## What you need to do
Repeat the listing in full. Nothing may be added or left out.
━━ Dataset content
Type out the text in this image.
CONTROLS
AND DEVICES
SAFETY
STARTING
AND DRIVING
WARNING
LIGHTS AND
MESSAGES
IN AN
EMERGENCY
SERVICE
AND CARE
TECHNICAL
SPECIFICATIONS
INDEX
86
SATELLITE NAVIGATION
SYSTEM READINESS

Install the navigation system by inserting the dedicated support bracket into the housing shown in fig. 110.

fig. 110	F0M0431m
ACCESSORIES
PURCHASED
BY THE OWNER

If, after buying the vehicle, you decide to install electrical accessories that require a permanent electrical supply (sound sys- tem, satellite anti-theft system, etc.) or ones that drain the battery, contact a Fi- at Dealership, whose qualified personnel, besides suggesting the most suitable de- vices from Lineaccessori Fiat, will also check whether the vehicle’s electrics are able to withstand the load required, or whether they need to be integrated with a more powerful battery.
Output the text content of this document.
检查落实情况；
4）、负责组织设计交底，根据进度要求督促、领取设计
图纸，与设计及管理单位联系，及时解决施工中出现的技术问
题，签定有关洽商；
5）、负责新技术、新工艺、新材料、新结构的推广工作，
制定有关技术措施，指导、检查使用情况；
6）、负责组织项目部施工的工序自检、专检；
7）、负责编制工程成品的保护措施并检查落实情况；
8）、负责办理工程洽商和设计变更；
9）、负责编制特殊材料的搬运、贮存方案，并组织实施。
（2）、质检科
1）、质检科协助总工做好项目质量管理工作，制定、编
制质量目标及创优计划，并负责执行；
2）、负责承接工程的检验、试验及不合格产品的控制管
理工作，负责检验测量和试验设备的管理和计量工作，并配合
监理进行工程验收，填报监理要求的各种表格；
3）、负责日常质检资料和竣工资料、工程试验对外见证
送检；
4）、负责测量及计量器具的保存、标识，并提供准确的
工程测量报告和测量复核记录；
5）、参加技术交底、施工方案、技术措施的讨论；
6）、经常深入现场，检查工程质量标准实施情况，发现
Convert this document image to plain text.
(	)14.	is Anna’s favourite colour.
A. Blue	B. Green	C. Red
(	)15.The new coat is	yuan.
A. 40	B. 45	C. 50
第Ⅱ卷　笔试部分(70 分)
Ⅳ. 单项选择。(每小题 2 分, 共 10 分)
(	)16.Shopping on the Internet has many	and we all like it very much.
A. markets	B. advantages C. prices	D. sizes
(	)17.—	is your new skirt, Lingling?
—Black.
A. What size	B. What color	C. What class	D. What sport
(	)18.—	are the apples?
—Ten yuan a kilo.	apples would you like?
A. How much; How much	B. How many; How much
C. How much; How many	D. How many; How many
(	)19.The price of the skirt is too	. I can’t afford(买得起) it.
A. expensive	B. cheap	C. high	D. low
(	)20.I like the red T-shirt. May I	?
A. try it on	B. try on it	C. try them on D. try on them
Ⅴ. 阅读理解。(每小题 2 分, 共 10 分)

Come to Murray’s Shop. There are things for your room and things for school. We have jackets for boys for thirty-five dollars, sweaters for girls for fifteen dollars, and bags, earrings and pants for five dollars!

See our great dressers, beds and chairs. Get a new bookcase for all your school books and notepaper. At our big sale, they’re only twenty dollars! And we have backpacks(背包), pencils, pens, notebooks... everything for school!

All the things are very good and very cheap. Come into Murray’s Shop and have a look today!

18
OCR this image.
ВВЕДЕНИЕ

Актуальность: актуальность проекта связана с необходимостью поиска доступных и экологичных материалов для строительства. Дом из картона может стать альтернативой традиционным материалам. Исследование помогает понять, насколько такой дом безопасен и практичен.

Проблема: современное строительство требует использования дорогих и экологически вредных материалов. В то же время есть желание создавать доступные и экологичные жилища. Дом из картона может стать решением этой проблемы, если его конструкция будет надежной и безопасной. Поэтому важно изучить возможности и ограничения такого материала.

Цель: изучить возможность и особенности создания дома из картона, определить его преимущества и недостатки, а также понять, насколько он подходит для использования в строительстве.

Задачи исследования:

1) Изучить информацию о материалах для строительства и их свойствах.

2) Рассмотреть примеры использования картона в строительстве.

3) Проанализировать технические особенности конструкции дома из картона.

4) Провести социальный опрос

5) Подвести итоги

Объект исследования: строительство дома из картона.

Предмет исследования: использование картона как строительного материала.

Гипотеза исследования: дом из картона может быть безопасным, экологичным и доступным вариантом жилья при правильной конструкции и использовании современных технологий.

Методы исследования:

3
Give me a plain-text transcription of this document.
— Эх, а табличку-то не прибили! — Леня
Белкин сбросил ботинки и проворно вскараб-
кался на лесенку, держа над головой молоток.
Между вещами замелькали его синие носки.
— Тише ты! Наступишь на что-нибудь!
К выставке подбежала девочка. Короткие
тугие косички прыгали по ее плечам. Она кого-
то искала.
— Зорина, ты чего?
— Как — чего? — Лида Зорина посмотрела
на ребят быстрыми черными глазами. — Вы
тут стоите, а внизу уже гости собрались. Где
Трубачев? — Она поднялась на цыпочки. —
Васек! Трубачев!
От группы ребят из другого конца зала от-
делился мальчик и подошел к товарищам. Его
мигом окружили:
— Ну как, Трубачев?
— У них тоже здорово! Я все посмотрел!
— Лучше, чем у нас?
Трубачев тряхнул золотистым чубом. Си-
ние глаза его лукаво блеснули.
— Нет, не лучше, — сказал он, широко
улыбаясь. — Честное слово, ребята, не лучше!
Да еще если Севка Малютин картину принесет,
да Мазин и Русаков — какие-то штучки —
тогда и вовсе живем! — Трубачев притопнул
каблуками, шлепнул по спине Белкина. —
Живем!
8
━━━━
## Solution to this problem
Type out the text in this image.
CONTROLS
AND DEVICES
SAFETY
STARTING
AND DRIVING
WARNING
LIGHTS AND
MESSAGES
IN AN
EMERGENCY
SERVICE
AND CARE
TECHNICAL
SPECIFICATIONS
INDEX
86
SATELLITE NAVIGATION
SYSTEM READINESS

Install the navigation system by inserting the dedicated support bracket into the housing shown in fig. 110.

fig. 110	F0M0431m
ACCESSORIES
PURCHASED
BY THE OWNER

If, after buying the vehicle, you decide to install electrical accessories that require a permanent electrical supply (sound sys- tem, satellite anti-theft system, etc.) or ones that drain the battery, contact a Fi- at Dealership, whose qualified personnel, besides suggesting the most suitable de- vices from Lineaccessori Fiat, will also check whether the vehicle’s electrics are able to withstand the load required, or whether they need to be integrated with a more powerful battery.
Output the text content of this document.
检查落实情况；
4）、负责组织设计交底，根据进度要求督促、领取设计
图纸，与设计及管理单位联系，及时解决施工中出现的技术问
题，签定有关洽商；
5）、负责新技术、新工艺、新材料、新结构的推广工作，
制定有关技术措施，指导、检查使用情况；
6）、负责组织项目部施工的工序自检、专检；
7）、负责编制工程成品的保护措施并检查落实情况；
8）、负责办理工程洽商和设计变更；
9）、负责编制特殊材料的搬运、贮存方案，并组织实施。
（2）、质检科
1）、质检科协助总工做好项目质量管理工作，制定、编
制质量目标及创优计划，并负责执行；
2）、负责承接工程的检验、试验及不合格产品的控制管
理工作，负责检验测量和试验设备的管理和计量工作，并配合
监理进行工程验收，填报监理要求的各种表格；
3）、负责日常质检资料和竣工资料、工程试验对外见证
送检；
4）、负责测量及计量器具的保存、标识，并提供准确的
工程测量报告和测量复核记录；
5）、参加技术交底、施工方案、技术措施的讨论；
6）、经常深入现场，检查工程质量标准实施情况，发现
Convert this document image to plain text.
(	)14.	is Anna’s favourite colour.
A. Blue	B. Green	C. Red
(	)15.The new coat is	yuan.
A. 40	B. 45	C. 50
第Ⅱ卷　笔试部分(70 分)
Ⅳ. 单项选择。(每小题 2 分, 共 10 分)
(	)16.Shopping on the Internet has many	and we all like it very much.
A. markets	B. advantages C. prices	D. sizes
(	)17.—	is your new skirt, Lingling?
—Black.
A. What size	B. What color	C. What class	D. What sport
(	)18.—	are the apples?
—Ten yuan a kilo.	apples would you like?
A. How much; How much	B. How many; How much
C. How much; How many	D. How many; How many
(	)19.The price of the skirt is too	. I can’t afford(买得起) it.
A. expensive	B. cheap	C. high	D. low
(	)20.I like the red T-shirt. May I	?
A. try it on	B. try on it	C. try them on D. try on them
Ⅴ. 阅读理解。(每小题 2 分, 共 10 分)

Come to Murray’s Shop. There are things for your room and things for school. We have jackets for boys for thirty-five dollars, sweaters for girls for fifteen dollars, and bags, earrings and pants for five dollars!

See our great dressers, beds and chairs. Get a new bookcase for all your school books and notepaper. At our big sale, they’re only twenty dollars! And we have backpacks(背包), pencils, pens, notebooks... everything for school!

All the things are very good and very cheap. Come into Murray’s Shop and have a look today!

18
OCR this image.
ВВЕДЕНИЕ

Актуальность: актуальность проекта связана с необходимостью поиска доступных и экологичных материалов для строительства. Дом из картона может стать альтернативой традиционным материалам. Исследование помогает понять, насколько такой дом безопасен и практичен.

Проблема: современное строительство требует использования дорогих и экологически вредных материалов. В то же время есть желание создавать доступные и экологичные жилища. Дом из картона может стать решением этой проблемы, если его конструкция будет надежной и безопасной. Поэтому важно изучить возможности и ограничения такого материала.

Цель: изучить возможность и особенности создания дома из картона, определить его преимущества и недостатки, а также понять, насколько он подходит для использования в строительстве.

Задачи исследования:

1) Изучить информацию о материалах для строительства и их свойствах.

2) Рассмотреть примеры использования картона в строительстве.

3) Проанализировать технические особенности конструкции дома из картона.

4) Провести социальный опрос

5) Подвести итоги

Объект исследования: строительство дома из картона.

Предмет исследования: использование картона как строительного материала.

Гипотеза исследования: дом из картона может быть безопасным, экологичным и доступным вариантом жилья при правильной конструкции и использовании современных технологий.

Методы исследования:

3
Give me a plain-text transcription of this document.
— Эх, а табличку-то не прибили! — Леня
Белкин сбросил ботинки и проворно вскараб-
кался на лесенку, держа над головой молоток.
Между вещами замелькали его синие носки.
— Тише ты! Наступишь на что-нибудь!
К выставке подбежала девочка. Короткие
тугие косички прыгали по ее плечам. Она кого-
то искала.
— Зорина, ты чего?
— Как — чего? — Лида Зорина посмотрела
на ребят быстрыми черными глазами. — Вы
тут стоите, а внизу уже гости собрались. Где
Трубачев? — Она поднялась на цыпочки. —
Васек! Трубачев!
От группы ребят из другого конца зала от-
делился мальчик и подошел к товарищам. Его
мигом окружили:
— Ну как, Трубачев?
— У них тоже здорово! Я все посмотрел!
— Лучше, чем у нас?
Трубачев тряхнул золотистым чубом. Си-
ние глаза его лукаво блеснули.
— Нет, не лучше, — сказал он, широко
улыбаясь. — Честное слово, ребята, не лучше!
Да еще если Севка Малютин картину принесет,
да Мазин и Русаков — какие-то штучки —
тогда и вовсе живем! — Трубачев притопнул
каблуками, шлепнул по спине Белкина. —
Живем!
8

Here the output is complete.